[Dataset entries]:
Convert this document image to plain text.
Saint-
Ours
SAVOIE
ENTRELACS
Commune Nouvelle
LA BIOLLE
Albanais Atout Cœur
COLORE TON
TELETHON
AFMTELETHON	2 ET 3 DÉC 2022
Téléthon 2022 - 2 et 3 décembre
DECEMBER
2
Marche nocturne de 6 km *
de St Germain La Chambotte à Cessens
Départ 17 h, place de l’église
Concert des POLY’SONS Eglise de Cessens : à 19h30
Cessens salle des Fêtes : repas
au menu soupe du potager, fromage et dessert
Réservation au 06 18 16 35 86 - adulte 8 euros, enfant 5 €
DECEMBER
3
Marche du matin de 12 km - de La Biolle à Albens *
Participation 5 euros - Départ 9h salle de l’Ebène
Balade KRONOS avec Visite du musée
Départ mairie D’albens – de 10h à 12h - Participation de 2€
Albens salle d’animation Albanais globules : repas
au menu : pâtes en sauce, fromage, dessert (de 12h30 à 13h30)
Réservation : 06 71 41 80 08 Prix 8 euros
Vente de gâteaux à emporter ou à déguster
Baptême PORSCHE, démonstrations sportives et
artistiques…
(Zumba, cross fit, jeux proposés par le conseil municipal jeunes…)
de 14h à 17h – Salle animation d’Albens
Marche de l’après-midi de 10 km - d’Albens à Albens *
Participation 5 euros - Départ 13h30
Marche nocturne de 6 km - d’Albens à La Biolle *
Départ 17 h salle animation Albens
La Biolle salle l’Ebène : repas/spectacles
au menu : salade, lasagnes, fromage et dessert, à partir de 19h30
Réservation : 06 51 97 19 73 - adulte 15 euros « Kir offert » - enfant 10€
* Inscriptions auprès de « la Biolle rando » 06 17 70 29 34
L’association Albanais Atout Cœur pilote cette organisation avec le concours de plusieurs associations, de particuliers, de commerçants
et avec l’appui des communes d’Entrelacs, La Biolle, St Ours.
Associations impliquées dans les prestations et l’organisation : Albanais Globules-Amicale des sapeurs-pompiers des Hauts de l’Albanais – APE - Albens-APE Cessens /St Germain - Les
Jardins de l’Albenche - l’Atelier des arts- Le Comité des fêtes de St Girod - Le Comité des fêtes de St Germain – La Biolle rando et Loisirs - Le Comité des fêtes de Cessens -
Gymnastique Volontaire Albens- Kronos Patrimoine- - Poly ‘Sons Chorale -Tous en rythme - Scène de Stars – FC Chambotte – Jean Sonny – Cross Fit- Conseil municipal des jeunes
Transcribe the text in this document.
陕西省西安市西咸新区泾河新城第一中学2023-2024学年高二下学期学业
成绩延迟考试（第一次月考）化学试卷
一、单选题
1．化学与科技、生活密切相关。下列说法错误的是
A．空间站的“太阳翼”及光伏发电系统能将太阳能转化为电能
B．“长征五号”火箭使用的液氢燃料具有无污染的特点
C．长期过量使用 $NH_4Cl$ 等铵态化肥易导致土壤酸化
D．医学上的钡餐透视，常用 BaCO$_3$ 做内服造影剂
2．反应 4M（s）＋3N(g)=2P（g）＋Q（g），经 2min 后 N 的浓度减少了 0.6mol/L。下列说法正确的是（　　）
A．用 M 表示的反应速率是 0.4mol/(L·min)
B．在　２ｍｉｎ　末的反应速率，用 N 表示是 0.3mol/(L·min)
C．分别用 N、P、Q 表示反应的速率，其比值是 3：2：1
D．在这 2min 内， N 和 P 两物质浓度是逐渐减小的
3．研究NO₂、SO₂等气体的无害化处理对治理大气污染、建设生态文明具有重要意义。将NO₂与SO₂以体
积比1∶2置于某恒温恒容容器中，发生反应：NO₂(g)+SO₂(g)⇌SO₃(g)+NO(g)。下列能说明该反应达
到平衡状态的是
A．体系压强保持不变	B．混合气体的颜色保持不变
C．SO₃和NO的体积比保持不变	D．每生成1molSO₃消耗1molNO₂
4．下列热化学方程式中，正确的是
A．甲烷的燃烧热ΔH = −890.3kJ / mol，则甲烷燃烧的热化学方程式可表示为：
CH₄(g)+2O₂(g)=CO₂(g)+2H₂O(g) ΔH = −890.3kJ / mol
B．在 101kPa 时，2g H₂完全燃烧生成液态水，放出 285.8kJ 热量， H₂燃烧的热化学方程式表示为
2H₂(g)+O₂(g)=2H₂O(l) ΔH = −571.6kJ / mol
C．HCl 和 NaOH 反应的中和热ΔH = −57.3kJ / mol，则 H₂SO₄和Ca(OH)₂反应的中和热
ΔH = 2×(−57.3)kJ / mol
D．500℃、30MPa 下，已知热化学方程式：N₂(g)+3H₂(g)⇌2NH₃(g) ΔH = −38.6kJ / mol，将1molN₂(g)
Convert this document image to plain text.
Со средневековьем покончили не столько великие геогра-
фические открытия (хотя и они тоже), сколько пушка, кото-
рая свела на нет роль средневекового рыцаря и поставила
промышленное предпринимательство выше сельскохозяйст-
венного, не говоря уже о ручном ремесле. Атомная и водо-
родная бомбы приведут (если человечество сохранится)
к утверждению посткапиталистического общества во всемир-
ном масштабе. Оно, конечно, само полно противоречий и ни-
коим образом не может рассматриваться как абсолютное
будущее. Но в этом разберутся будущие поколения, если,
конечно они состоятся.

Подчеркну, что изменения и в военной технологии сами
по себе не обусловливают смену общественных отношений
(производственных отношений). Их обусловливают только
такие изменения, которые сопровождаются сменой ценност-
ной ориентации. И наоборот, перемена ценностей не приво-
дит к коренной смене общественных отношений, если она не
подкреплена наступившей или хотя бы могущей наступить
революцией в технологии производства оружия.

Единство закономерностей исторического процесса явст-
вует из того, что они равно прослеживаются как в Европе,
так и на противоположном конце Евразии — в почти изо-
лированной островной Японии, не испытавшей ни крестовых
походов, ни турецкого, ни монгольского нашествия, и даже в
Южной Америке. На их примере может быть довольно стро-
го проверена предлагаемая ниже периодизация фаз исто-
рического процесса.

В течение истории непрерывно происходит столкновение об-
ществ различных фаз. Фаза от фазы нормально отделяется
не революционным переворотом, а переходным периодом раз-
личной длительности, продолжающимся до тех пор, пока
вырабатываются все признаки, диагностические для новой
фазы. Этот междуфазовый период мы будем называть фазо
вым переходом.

[Exercise]: Exact copies of all the records are required.

[Written answer]:
Convert this document image to plain text.
Saint-
Ours
SAVOIE
ENTRELACS
Commune Nouvelle
LA BIOLLE
Albanais Atout Cœur
COLORE TON
TELETHON
AFMTELETHON	2 ET 3 DÉC 2022
Téléthon 2022 - 2 et 3 décembre
DECEMBER
2
Marche nocturne de 6 km *
de St Germain La Chambotte à Cessens
Départ 17 h, place de l’église
Concert des POLY’SONS Eglise de Cessens : à 19h30
Cessens salle des Fêtes : repas
au menu soupe du potager, fromage et dessert
Réservation au 06 18 16 35 86 - adulte 8 euros, enfant 5 €
DECEMBER
3
Marche du matin de 12 km - de La Biolle à Albens *
Participation 5 euros - Départ 9h salle de l’Ebène
Balade KRONOS avec Visite du musée
Départ mairie D’albens – de 10h à 12h - Participation de 2€
Albens salle d’animation Albanais globules : repas
au menu : pâtes en sauce, fromage, dessert (de 12h30 à 13h30)
Réservation : 06 71 41 80 08 Prix 8 euros
Vente de gâteaux à emporter ou à déguster
Baptême PORSCHE, démonstrations sportives et
artistiques…
(Zumba, cross fit, jeux proposés par le conseil municipal jeunes…)
de 14h à 17h – Salle animation d’Albens
Marche de l’après-midi de 10 km - d’Albens à Albens *
Participation 5 euros - Départ 13h30
Marche nocturne de 6 km - d’Albens à La Biolle *
Départ 17 h salle animation Albens
La Biolle salle l’Ebène : repas/spectacles
au menu : salade, lasagnes, fromage et dessert, à partir de 19h30
Réservation : 06 51 97 19 73 - adulte 15 euros « Kir offert » - enfant 10€
* Inscriptions auprès de « la Biolle rando » 06 17 70 29 34
L’association Albanais Atout Cœur pilote cette organisation avec le concours de plusieurs associations, de particuliers, de commerçants
et avec l’appui des communes d’Entrelacs, La Biolle, St Ours.
Associations impliquées dans les prestations et l’organisation : Albanais Globules-Amicale des sapeurs-pompiers des Hauts de l’Albanais – APE - Albens-APE Cessens /St Germain - Les
Jardins de l’Albenche - l’Atelier des arts- Le Comité des fêtes de St Girod - Le Comité des fêtes de St Germain – La Biolle rando et Loisirs - Le Comité des fêtes de Cessens -
Gymnastique Volontaire Albens- Kronos Patrimoine- - Poly ‘Sons Chorale -Tous en rythme - Scène de Stars – FC Chambotte – Jean Sonny – Cross Fit- Conseil municipal des jeunes
Transcribe the text in this document.
陕西省西安市西咸新区泾河新城第一中学2023-2024学年高二下学期学业
成绩延迟考试（第一次月考）化学试卷
一、单选题
1．化学与科技、生活密切相关。下列说法错误的是
A．空间站的“太阳翼”及光伏发电系统能将太阳能转化为电能
B．“长征五号”火箭使用的液氢燃料具有无污染的特点
C．长期过量使用 $NH_4Cl$ 等铵态化肥易导致土壤酸化
D．医学上的钡餐透视，常用 BaCO$_3$ 做内服造影剂
2．反应 4M（s）＋3N(g)=2P（g）＋Q（g），经 2min 后 N 的浓度减少了 0.6mol/L。下列说法正确的是（　　）
A．用 M 表示的反应速率是 0.4mol/(L·min)
B．在　２ｍｉｎ　末的反应速率，用 N 表示是 0.3mol/(L·min)
C．分别用 N、P、Q 表示反应的速率，其比值是 3：2：1
D．在这 2min 内， N 和 P 两物质浓度是逐渐减小的
3．研究NO₂、SO₂等气体的无害化处理对治理大气污染、建设生态文明具有重要意义。将NO₂与SO₂以体
积比1∶2置于某恒温恒容容器中，发生反应：NO₂(g)+SO₂(g)⇌SO₃(g)+NO(g)。下列能说明该反应达
到平衡状态的是
A．体系压强保持不变	B．混合气体的颜色保持不变
C．SO₃和NO的体积比保持不变	D．每生成1molSO₃消耗1molNO₂
4．下列热化学方程式中，正确的是
A．甲烷的燃烧热ΔH = −890.3kJ / mol，则甲烷燃烧的热化学方程式可表示为：
CH₄(g)+2O₂(g)=CO₂(g)+2H₂O(g) ΔH = −890.3kJ / mol
B．在 101kPa 时，2g H₂完全燃烧生成液态水，放出 285.8kJ 热量， H₂燃烧的热化学方程式表示为
2H₂(g)+O₂(g)=2H₂O(l) ΔH = −571.6kJ / mol
C．HCl 和 NaOH 反应的中和热ΔH = −57.3kJ / mol，则 H₂SO₄和Ca(OH)₂反应的中和热
ΔH = 2×(−57.3)kJ / mol
D．500℃、30MPa 下，已知热化学方程式：N₂(g)+3H₂(g)⇌2NH₃(g) ΔH = −38.6kJ / mol，将1molN₂(g)
Convert this document image to plain text.
Со средневековьем покончили не столько великие геогра-
фические открытия (хотя и они тоже), сколько пушка, кото-
рая свела на нет роль средневекового рыцаря и поставила
промышленное предпринимательство выше сельскохозяйст-
венного, не говоря уже о ручном ремесле. Атомная и водо-
родная бомбы приведут (если человечество сохранится)
к утверждению посткапиталистического общества во всемир-
ном масштабе. Оно, конечно, само полно противоречий и ни-
коим образом не может рассматриваться как абсолютное
будущее. Но в этом разберутся будущие поколения, если,
конечно они состоятся.

Подчеркну, что изменения и в военной технологии сами
по себе не обусловливают смену общественных отношений
(производственных отношений). Их обусловливают только
такие изменения, которые сопровождаются сменой ценност-
ной ориентации. И наоборот, перемена ценностей не приво-
дит к коренной смене общественных отношений, если она не
подкреплена наступившей или хотя бы могущей наступить
революцией в технологии производства оружия.

Единство закономерностей исторического процесса явст-
вует из того, что они равно прослеживаются как в Европе,
так и на противоположном конце Евразии — в почти изо-
лированной островной Японии, не испытавшей ни крестовых
походов, ни турецкого, ни монгольского нашествия, и даже в
Южной Америке. На их примере может быть довольно стро-
го проверена предлагаемая ниже периодизация фаз исто-
рического процесса.

В течение истории непрерывно происходит столкновение об-
ществ различных фаз. Фаза от фазы нормально отделяется
не революционным переворотом, а переходным периодом раз-
личной длительности, продолжающимся до тех пор, пока
вырабатываются все признаки, диагностические для новой
фазы. Этот междуфазовый период мы будем называть фазо
вым переходом.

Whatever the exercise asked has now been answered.